------ DATA TO PROCESS ------

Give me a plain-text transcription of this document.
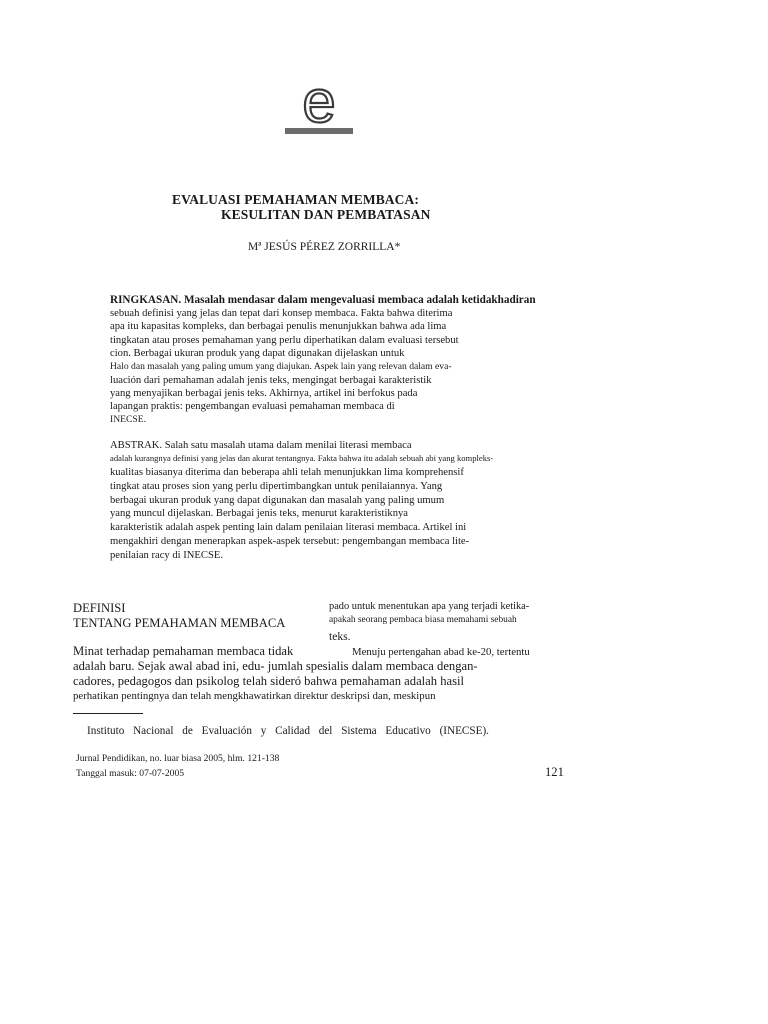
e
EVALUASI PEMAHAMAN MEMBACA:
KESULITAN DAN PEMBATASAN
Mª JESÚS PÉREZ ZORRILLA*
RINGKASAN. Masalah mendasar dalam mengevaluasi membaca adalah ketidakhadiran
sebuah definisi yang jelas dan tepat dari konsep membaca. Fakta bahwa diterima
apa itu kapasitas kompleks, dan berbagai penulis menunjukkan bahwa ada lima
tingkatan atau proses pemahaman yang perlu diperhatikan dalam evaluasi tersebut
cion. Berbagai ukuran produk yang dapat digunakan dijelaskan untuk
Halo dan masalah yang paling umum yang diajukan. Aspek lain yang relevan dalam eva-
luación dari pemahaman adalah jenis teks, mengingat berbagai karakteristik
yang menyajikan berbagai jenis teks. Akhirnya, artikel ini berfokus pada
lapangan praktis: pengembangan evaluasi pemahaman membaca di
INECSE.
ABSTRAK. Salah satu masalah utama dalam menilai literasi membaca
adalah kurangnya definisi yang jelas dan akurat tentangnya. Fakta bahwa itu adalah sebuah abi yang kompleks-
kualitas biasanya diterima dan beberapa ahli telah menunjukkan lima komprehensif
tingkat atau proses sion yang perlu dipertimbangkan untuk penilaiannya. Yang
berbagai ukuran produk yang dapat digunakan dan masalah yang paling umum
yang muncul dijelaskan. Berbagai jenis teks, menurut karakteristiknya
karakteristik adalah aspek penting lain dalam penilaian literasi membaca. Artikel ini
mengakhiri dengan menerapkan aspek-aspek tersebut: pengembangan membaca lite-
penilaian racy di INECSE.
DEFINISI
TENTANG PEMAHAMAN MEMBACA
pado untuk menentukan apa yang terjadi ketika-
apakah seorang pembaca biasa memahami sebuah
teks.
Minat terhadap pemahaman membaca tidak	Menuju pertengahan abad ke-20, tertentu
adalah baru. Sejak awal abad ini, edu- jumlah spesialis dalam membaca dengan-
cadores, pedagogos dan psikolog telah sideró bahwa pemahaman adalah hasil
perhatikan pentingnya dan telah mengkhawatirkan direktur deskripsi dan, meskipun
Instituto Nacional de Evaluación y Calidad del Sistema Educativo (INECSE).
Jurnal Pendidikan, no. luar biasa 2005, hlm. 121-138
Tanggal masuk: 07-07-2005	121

------

- EXERCISE
An exact transcription of all the entries is required, without the pictures.

- RESPONSE
Give me a plain-text transcription of this document.
e
EVALUASI PEMAHAMAN MEMBACA:
KESULITAN DAN PEMBATASAN
Mª JESÚS PÉREZ ZORRILLA*
RINGKASAN. Masalah mendasar dalam mengevaluasi membaca adalah ketidakhadiran
sebuah definisi yang jelas dan tepat dari konsep membaca. Fakta bahwa diterima
apa itu kapasitas kompleks, dan berbagai penulis menunjukkan bahwa ada lima
tingkatan atau proses pemahaman yang perlu diperhatikan dalam evaluasi tersebut
cion. Berbagai ukuran produk yang dapat digunakan dijelaskan untuk
Halo dan masalah yang paling umum yang diajukan. Aspek lain yang relevan dalam eva-
luación dari pemahaman adalah jenis teks, mengingat berbagai karakteristik
yang menyajikan berbagai jenis teks. Akhirnya, artikel ini berfokus pada
lapangan praktis: pengembangan evaluasi pemahaman membaca di
INECSE.
ABSTRAK. Salah satu masalah utama dalam menilai literasi membaca
adalah kurangnya definisi yang jelas dan akurat tentangnya. Fakta bahwa itu adalah sebuah abi yang kompleks-
kualitas biasanya diterima dan beberapa ahli telah menunjukkan lima komprehensif
tingkat atau proses sion yang perlu dipertimbangkan untuk penilaiannya. Yang
berbagai ukuran produk yang dapat digunakan dan masalah yang paling umum
yang muncul dijelaskan. Berbagai jenis teks, menurut karakteristiknya
karakteristik adalah aspek penting lain dalam penilaian literasi membaca. Artikel ini
mengakhiri dengan menerapkan aspek-aspek tersebut: pengembangan membaca lite-
penilaian racy di INECSE.
DEFINISI
TENTANG PEMAHAMAN MEMBACA
pado untuk menentukan apa yang terjadi ketika-
apakah seorang pembaca biasa memahami sebuah
teks.
Minat terhadap pemahaman membaca tidak	Menuju pertengahan abad ke-20, tertentu
adalah baru. Sejak awal abad ini, edu- jumlah spesialis dalam membaca dengan-
cadores, pedagogos dan psikolog telah sideró bahwa pemahaman adalah hasil
perhatikan pentingnya dan telah mengkhawatirkan direktur deskripsi dan, meskipun
Instituto Nacional de Evaluación y Calidad del Sistema Educativo (INECSE).
Jurnal Pendidikan, no. luar biasa 2005, hlm. 121-138
Tanggal masuk: 07-07-2005	121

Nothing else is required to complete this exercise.